• [Written task] Filter these entries so that only lines with the word "barvy" remain.

• [Given data]
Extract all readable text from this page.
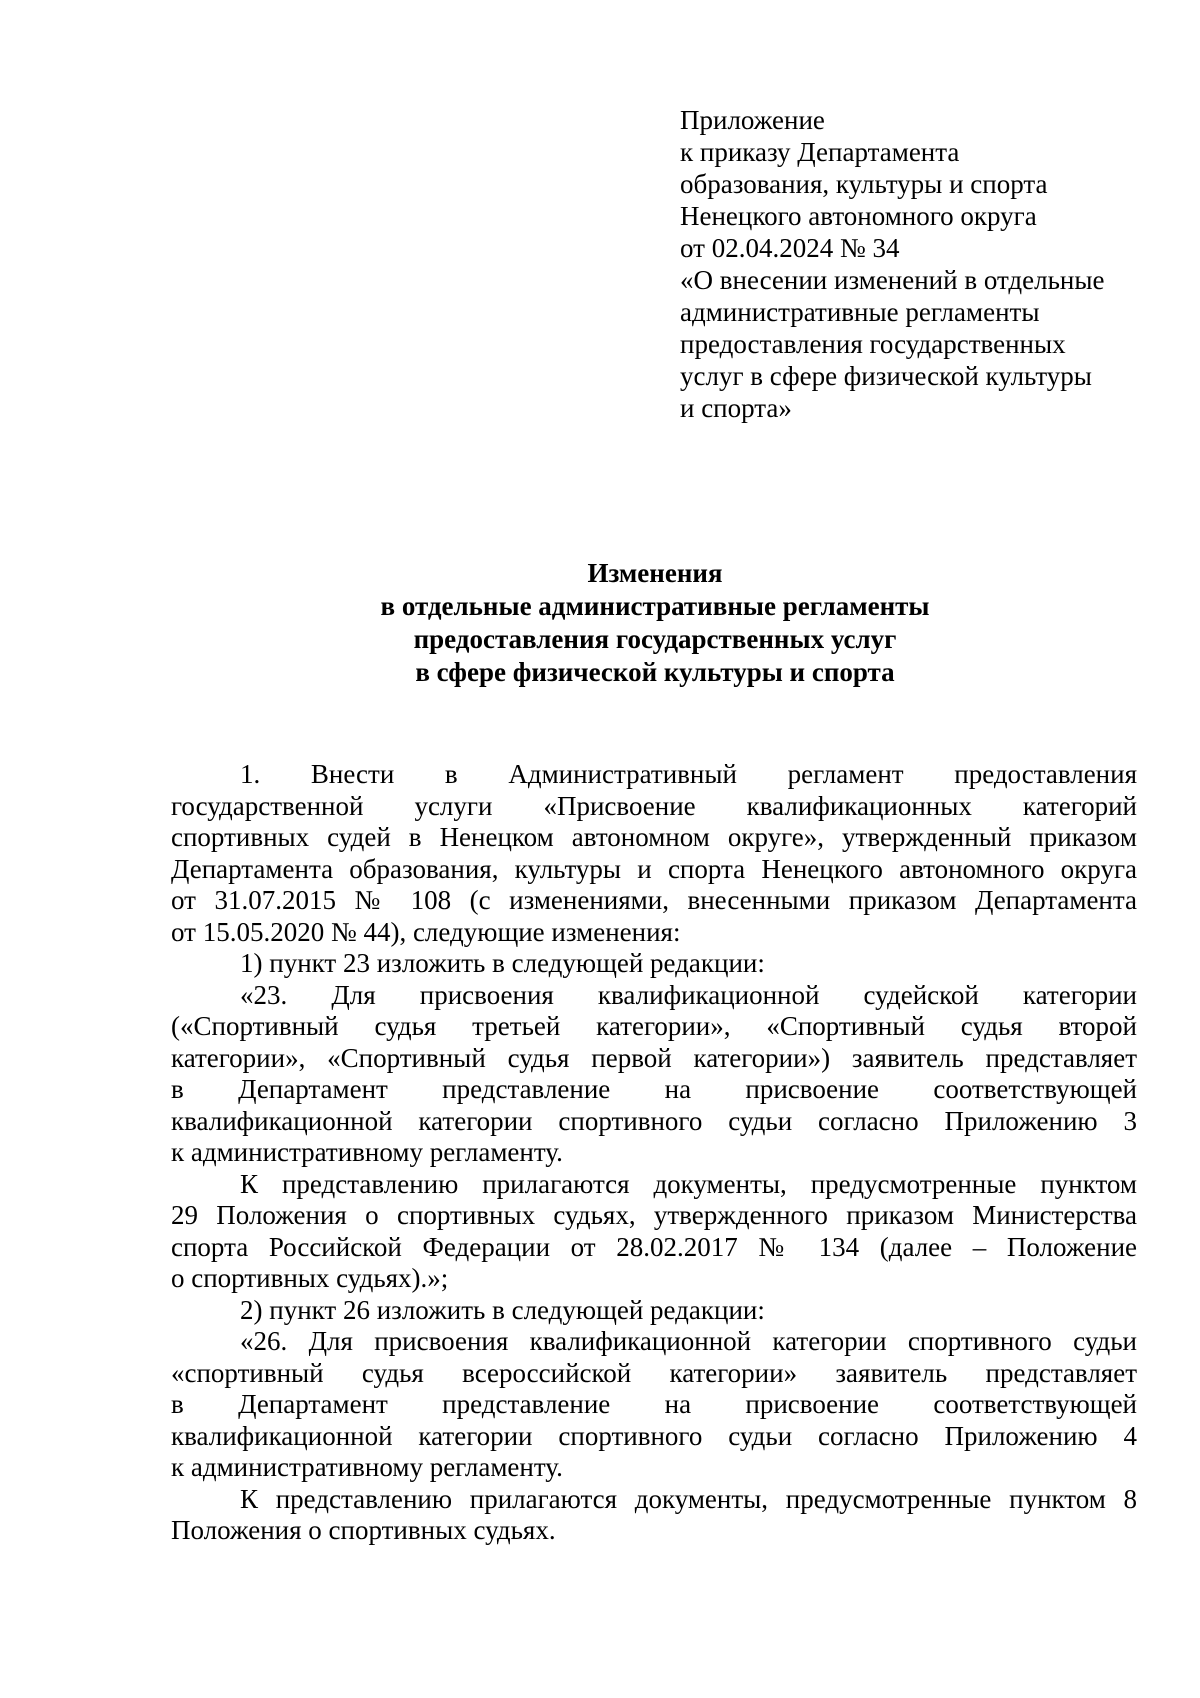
Приложение
к приказу Департамента
образования, культуры и спорта
Ненецкого автономного округа
от 02.04.2024 № 34
«О внесении изменений в отдельные
административные регламенты
предоставления государственных
услуг в сфере физической культуры
и спорта»
Изменения
в отдельные административные регламенты
предоставления государственных услуг
в сфере физической культуры и спорта
1. Внести в Административный регламент предоставления
государственной услуги «Присвоение квалификационных категорий
спортивных судей в Ненецком автономном округе», утвержденный приказом
Департамента образования, культуры и спорта Ненецкого автономного округа
от 31.07.2015 № 108 (с изменениями, внесенными приказом Департамента
от 15.05.2020 № 44), следующие изменения:
1) пункт 23 изложить в следующей редакции:
«23. Для присвоения квалификационной судейской категории
(«Спортивный судья третьей категории», «Спортивный судья второй
категории», «Спортивный судья первой категории») заявитель представляет
в Департамент представление на присвоение соответствующей
квалификационной категории спортивного судьи согласно Приложению 3
к административному регламенту.
К представлению прилагаются документы, предусмотренные пунктом
29 Положения о спортивных судьях, утвержденного приказом Министерства
спорта Российской Федерации от 28.02.2017 № 134 (далее – Положение
о спортивных судьях).»;
2) пункт 26 изложить в следующей редакции:
«26. Для присвоения квалификационной категории спортивного судьи
«спортивный судья всероссийской категории» заявитель представляет
в Департамент представление на присвоение соответствующей
квалификационной категории спортивного судьи согласно Приложению 4
к административному регламенту.
К представлению прилагаются документы, предусмотренные пунктом 8
Положения о спортивных судьях.
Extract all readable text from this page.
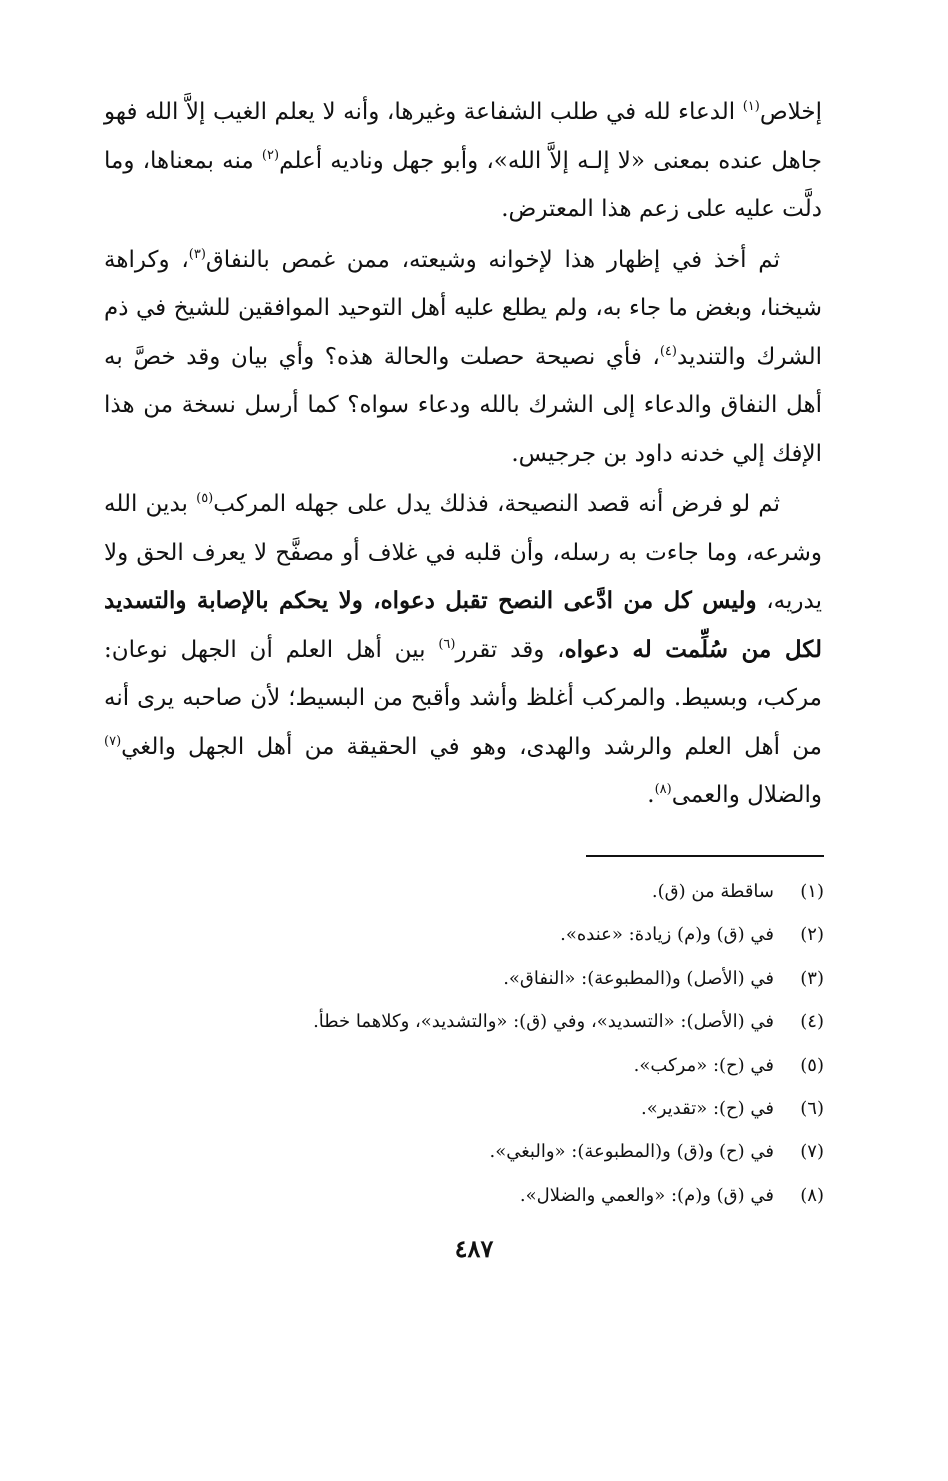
إخلاص$^{(١)}$ الدعاء لله في طلب الشفاعة وغيرها، وأنه لا يعلم الغيب إلاَّ الله فهو جاهل عنده بمعنى «لا إلـه إلاَّ الله»، وأبو جهل وناديه أعلم$^{(٢)}$ منه بمعناها، وما دلَّت عليه على زعم هذا المعترض.

ثم أخذ في إظهار هذا لإخوانه وشيعته، ممن غمص بالنفاق$^{(٣)}$، وكراهة شيخنا، وبغض ما جاء به، ولم يطلع عليه أهل التوحيد الموافقين للشيخ في ذم الشرك والتنديد$^{(٤)}$، فأي نصيحة حصلت والحالة هذه؟ وأي بيان وقد خصَّ به أهل النفاق والدعاء إلى الشرك بالله ودعاء سواه؟ كما أرسل نسخة من هذا الإفك إلي خدنه داود بن جرجيس.

ثم لو فرض أنه قصد النصيحة، فذلك يدل على جهله المركب$^{(٥)}$ بدين الله وشرعه، وما جاءت به رسله، وأن قلبه في غلاف أو مصفَّح لا يعرف الحق ولا يدريه، وليس كل من ادَّعى النصح تقبل دعواه، ولا يحكم بالإصابة والتسديد لكل من سُلِّمت له دعواه، وقد تقرر$^{(٦)}$ بين أهل العلم أن الجهل نوعان: مركب، وبسيط. والمركب أغلظ وأشد وأقبح من البسيط؛ لأن صاحبه يرى أنه من أهل العلم والرشد والهدى، وهو في الحقيقة من أهل الجهل والغي$^{(٧)}$ والضلال والعمى$^{(٨)}$.

(١)ساقطة من (ق).
(٢)في (ق) و(م) زيادة: «عنده».
(٣)في (الأصل) و(المطبوعة): «النفاق».
(٤)في (الأصل): «التسديد»، وفي (ق): «والتشديد»، وكلاهما خطأ.
(٥)في (ح): «مركب».
(٦)في (ح): «تقدير».
(٧)في (ح) و(ق) و(المطبوعة): «والبغي».
(٨)في (ق) و(م): «والعمي والضلال».
٤٨٧
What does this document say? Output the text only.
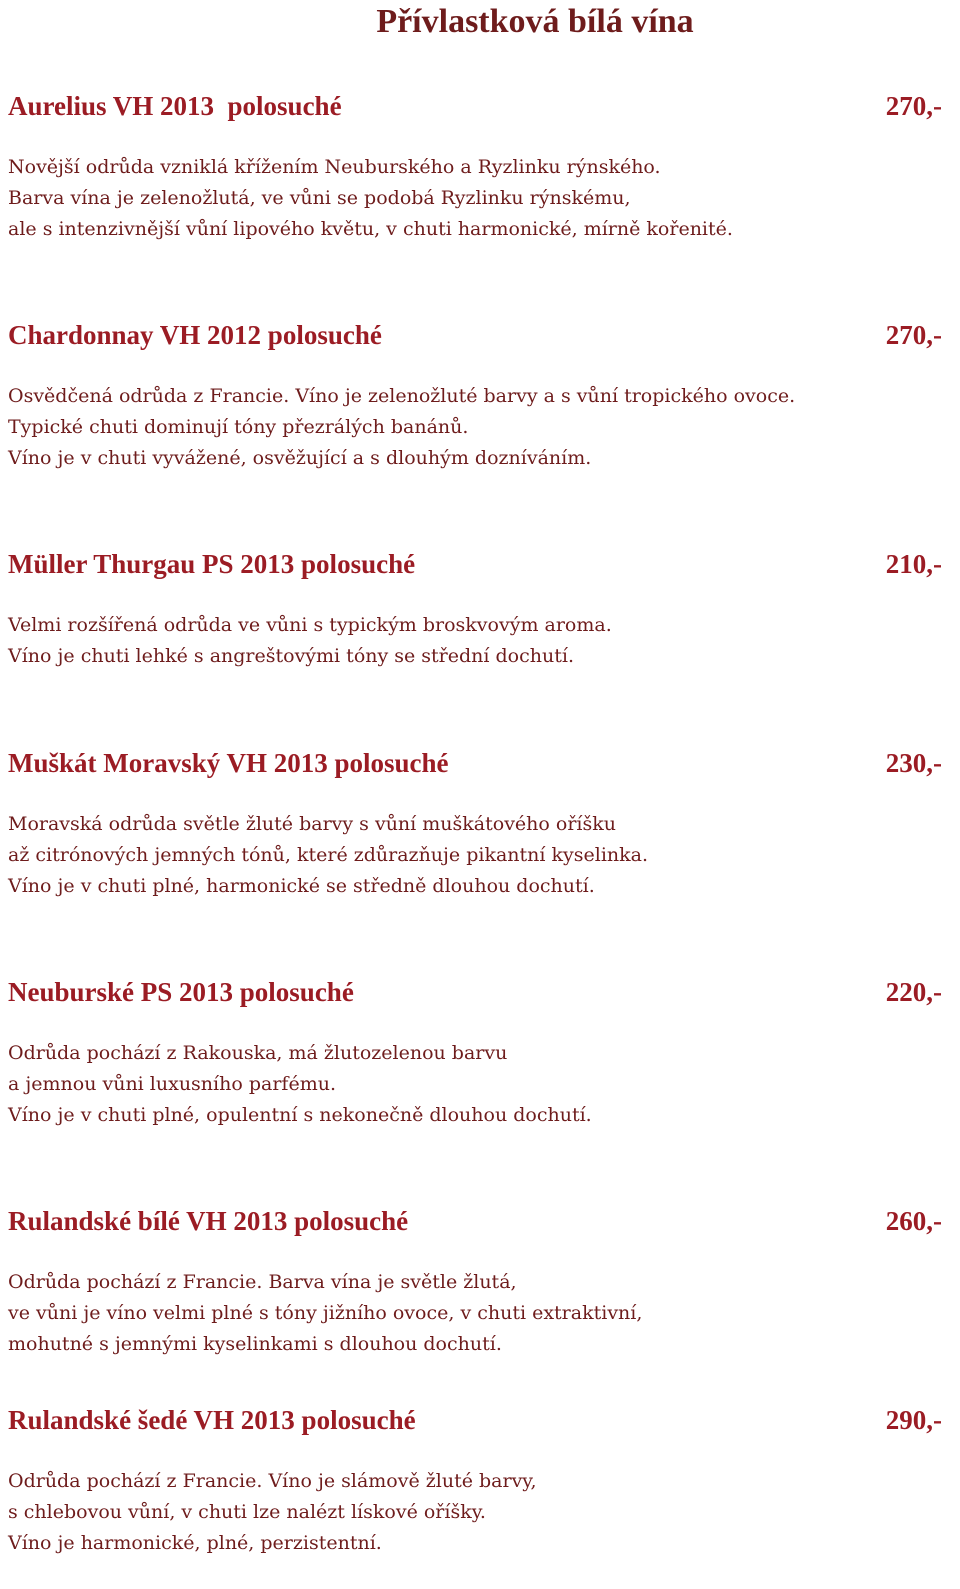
Přívlastková bílá vína
Aurelius VH 2013  polosuché	270,-
Novější odrůda vzniklá křížením Neuburského a Ryzlinku rýnského.
Barva vína je zelenožlutá, ve vůni se podobá Ryzlinku rýnskému,
ale s intenzivnější vůní lipového květu, v chuti harmonické, mírně kořenité.
Chardonnay VH 2012 polosuché	270,-
Osvědčená odrůda z Francie. Víno je zelenožluté barvy a s vůní tropického ovoce.
Typické chuti dominují tóny přezrálých banánů.
Víno je v chuti vyvážené, osvěžující a s dlouhým dozníváním.
Müller Thurgau PS 2013 polosuché	210,-
Velmi rozšířená odrůda ve vůni s typickým broskvovým aroma.
Víno je chuti lehké s angreštovými tóny se střední dochutí.
Muškát Moravský VH 2013 polosuché	230,-
Moravská odrůda světle žluté barvy s vůní muškátového oříšku
až citrónových jemných tónů, které zdůrazňuje pikantní kyselinka.
Víno je v chuti plné, harmonické se středně dlouhou dochutí.
Neuburské PS 2013 polosuché	220,-
Odrůda pochází z Rakouska, má žlutozelenou barvu
a jemnou vůni luxusního parfému.
Víno je v chuti plné, opulentní s nekonečně dlouhou dochutí.
Rulandské bílé VH 2013 polosuché	260,-
Odrůda pochází z Francie. Barva vína je světle žlutá,
ve vůni je víno velmi plné s tóny jižního ovoce, v chuti extraktivní,
mohutné s jemnými kyselinkami s dlouhou dochutí.
Rulandské šedé VH 2013 polosuché	290,-
Odrůda pochází z Francie. Víno je slámově žluté barvy,
s chlebovou vůní, v chuti lze nalézt lískové oříšky.
Víno je harmonické, plné, perzistentní.
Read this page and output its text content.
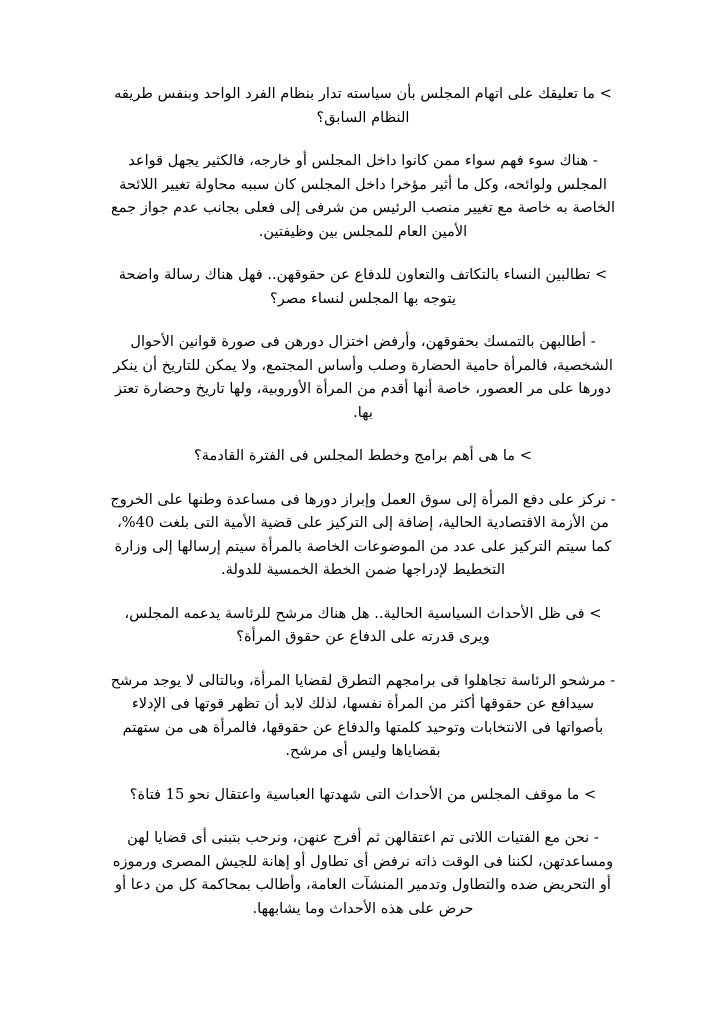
> ما تعليقك على اتهام المجلس بأن سياسته تدار بنظام الفرد الواحد وبنفس طريقه النظام السابق؟

- هناك سوء فهم سواء ممن كانوا داخل المجلس أو خارجه، فالكثير يجهل قواعد المجلس ولوائحه، وكل ما أثير مؤخرا داخل المجلس كان سببه محاولة تغيير اللائحة الخاصة به خاصة مع تغيير منصب الرئيس من شرفى إلى فعلى بجانب عدم جواز جمع الأمين العام للمجلس بين وظيفتين.

> تطالبين النساء بالتكاتف والتعاون للدفاع عن حقوقهن.. فهل هناك رسالة واضحة يتوجه بها المجلس لنساء مصر؟

- أطالبهن بالتمسك بحقوقهن، وأرفض اختزال دورهن فى صورة قوانين الأحوال الشخصية، فالمرأة حامية الحضارة وصلب وأساس المجتمع، ولا يمكن للتاريخ أن ينكر دورها على مر العصور، خاصة أنها أقدم من المرأة الأوروبية، ولها تاريخ وحضارة تعتز بها.

> ما هى أهم برامج وخطط المجلس فى الفترة القادمة؟

- نركز على دفع المرأة إلى سوق العمل وإبراز دورها فى مساعدة وطنها على الخروج من الأزمة الاقتصادية الحالية، إضافة إلى التركيز على قضية الأمية التى بلغت 40%، كما سيتم التركيز على عدد من الموضوعات الخاصة بالمرأة سيتم إرسالها إلى وزارة التخطيط لإدراجها ضمن الخطة الخمسية للدولة.

> فى ظل الأحداث السياسية الحالية.. هل هناك مرشح للرئاسة يدعمه المجلس، ويرى قدرته على الدفاع عن حقوق المرأة؟

- مرشحو الرئاسة تجاهلوا فى برامجهم التطرق لقضايا المرأة، وبالتالى لا يوجد مرشح سيدافع عن حقوقها أكثر من المرأة نفسها، لذلك لابد أن تظهر قوتها فى الإدلاء بأصواتها فى الانتخابات وتوحيد كلمتها والدفاع عن حقوقها، فالمرأة هى من ستهتم بقضاياها وليس أى مرشح.

> ما موقف المجلس من الأحداث التى شهدتها العباسية واعتقال نحو 15 فتاة؟

- نحن مع الفتيات اللاتى تم اعتقالهن ثم أفرج عنهن، ونرحب بتبنى أى قضايا لهن ومساعدتهن، لكننا فى الوقت ذاته نرفض أى تطاول أو إهانة للجيش المصرى ورموزه أو التحريض ضده والتطاول وتدمير المنشآت العامة، وأطالب بمحاكمة كل من دعا أو حرض على هذه الأحداث وما يشابهها.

• [Task output]
Osvědčená odrůda z Francie. Víno je zelenožluté barvy a s vůní tropického ovoce.
Moravská odrůda světle žluté barvy s vůní muškátového oříšku
Odrůda pochází z Francie. Víno je slámově žluté barvy,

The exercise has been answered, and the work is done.